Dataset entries
┄┄┄┄┄┄┄┄┄┄

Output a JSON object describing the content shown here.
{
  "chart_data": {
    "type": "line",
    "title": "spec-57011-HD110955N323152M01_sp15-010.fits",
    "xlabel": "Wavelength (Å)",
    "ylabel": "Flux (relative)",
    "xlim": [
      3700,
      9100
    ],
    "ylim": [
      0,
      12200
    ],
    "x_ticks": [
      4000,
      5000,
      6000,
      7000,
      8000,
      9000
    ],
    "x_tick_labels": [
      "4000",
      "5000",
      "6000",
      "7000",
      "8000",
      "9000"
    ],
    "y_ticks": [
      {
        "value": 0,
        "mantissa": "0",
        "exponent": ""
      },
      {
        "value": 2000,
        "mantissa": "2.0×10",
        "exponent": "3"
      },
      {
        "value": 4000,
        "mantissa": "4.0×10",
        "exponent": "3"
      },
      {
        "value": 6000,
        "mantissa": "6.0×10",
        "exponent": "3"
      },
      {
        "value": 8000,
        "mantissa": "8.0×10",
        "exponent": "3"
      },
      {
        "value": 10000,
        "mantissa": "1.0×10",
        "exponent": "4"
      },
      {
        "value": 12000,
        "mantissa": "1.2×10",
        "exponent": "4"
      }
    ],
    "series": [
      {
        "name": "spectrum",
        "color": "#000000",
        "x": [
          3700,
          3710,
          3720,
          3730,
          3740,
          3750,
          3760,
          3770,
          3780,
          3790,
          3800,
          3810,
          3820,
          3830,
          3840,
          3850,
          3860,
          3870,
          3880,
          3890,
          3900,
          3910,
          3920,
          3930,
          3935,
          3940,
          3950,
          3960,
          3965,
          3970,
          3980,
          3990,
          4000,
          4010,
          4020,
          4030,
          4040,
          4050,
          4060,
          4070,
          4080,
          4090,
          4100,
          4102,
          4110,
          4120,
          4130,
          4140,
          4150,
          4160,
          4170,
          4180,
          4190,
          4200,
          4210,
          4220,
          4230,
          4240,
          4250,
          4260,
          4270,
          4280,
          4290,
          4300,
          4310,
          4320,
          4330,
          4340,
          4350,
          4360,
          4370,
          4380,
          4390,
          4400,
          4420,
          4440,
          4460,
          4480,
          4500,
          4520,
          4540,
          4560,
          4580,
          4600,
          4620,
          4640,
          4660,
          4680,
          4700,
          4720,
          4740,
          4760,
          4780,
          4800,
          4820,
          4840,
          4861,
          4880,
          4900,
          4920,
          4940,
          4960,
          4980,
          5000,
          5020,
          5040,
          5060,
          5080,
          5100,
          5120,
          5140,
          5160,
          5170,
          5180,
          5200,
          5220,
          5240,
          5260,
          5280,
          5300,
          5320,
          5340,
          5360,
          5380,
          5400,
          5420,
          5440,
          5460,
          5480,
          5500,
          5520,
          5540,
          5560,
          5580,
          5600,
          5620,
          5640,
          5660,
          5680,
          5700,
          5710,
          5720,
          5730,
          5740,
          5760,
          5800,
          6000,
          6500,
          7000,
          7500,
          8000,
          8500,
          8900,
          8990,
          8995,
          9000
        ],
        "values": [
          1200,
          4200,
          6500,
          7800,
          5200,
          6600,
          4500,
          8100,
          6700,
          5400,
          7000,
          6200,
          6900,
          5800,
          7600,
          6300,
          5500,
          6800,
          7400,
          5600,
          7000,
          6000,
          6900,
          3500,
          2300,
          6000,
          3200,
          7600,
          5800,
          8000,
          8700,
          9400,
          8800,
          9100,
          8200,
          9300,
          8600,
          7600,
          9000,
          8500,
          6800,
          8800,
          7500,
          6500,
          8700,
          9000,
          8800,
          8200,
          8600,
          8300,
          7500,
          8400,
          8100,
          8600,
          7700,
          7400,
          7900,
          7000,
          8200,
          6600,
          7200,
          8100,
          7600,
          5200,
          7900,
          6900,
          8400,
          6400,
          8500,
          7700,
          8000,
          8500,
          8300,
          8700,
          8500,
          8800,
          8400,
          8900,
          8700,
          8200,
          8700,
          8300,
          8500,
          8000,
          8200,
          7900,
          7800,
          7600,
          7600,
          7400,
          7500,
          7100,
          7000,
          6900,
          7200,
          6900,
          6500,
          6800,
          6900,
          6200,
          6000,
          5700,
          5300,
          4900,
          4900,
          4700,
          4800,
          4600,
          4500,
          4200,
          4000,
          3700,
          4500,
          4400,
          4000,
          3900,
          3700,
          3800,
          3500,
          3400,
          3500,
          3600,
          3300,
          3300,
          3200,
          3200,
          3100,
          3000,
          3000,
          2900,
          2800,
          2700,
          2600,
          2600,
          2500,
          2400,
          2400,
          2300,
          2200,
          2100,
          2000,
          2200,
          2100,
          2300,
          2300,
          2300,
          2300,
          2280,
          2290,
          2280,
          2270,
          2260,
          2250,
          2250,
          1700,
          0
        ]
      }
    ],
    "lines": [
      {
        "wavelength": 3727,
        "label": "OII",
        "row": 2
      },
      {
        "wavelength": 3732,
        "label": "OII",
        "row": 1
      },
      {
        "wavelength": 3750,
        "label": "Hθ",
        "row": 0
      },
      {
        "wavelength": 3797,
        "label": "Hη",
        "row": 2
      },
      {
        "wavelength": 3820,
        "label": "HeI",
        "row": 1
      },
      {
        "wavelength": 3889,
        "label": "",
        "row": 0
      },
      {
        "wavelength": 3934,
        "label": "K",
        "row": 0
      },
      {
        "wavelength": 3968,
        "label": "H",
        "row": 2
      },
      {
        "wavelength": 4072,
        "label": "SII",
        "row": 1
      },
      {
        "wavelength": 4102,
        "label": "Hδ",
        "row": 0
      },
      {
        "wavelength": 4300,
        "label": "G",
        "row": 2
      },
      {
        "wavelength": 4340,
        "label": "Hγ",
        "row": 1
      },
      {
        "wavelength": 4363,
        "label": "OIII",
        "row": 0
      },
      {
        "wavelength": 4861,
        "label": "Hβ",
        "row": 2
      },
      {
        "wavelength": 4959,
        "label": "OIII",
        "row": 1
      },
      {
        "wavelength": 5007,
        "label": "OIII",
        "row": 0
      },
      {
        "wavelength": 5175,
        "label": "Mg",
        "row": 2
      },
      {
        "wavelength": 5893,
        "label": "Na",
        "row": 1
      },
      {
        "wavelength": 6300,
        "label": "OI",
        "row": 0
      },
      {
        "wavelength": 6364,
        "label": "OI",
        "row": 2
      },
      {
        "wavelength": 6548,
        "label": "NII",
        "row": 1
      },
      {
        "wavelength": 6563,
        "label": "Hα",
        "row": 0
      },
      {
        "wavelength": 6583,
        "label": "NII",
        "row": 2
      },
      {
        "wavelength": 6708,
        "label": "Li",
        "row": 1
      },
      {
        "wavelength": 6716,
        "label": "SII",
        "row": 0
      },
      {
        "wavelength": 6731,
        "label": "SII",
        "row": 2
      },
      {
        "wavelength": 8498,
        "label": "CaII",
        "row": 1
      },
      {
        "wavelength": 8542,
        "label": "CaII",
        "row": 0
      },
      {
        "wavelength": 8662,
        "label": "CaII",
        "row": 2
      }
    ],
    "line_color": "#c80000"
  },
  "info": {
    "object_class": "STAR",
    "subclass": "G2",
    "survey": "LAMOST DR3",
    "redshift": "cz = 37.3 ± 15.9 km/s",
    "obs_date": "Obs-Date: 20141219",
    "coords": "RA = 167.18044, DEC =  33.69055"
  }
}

┄┄┄┄┄┄┄┄┄┄

• **Exercise description**
Copy out each line that contains the word "mantissa".

• **Solved exercise**
        "mantissa": "0",
        "mantissa": "2.0×10",
        "mantissa": "4.0×10",
        "mantissa": "6.0×10",
        "mantissa": "8.0×10",
        "mantissa": "1.0×10",
        "mantissa": "1.2×10",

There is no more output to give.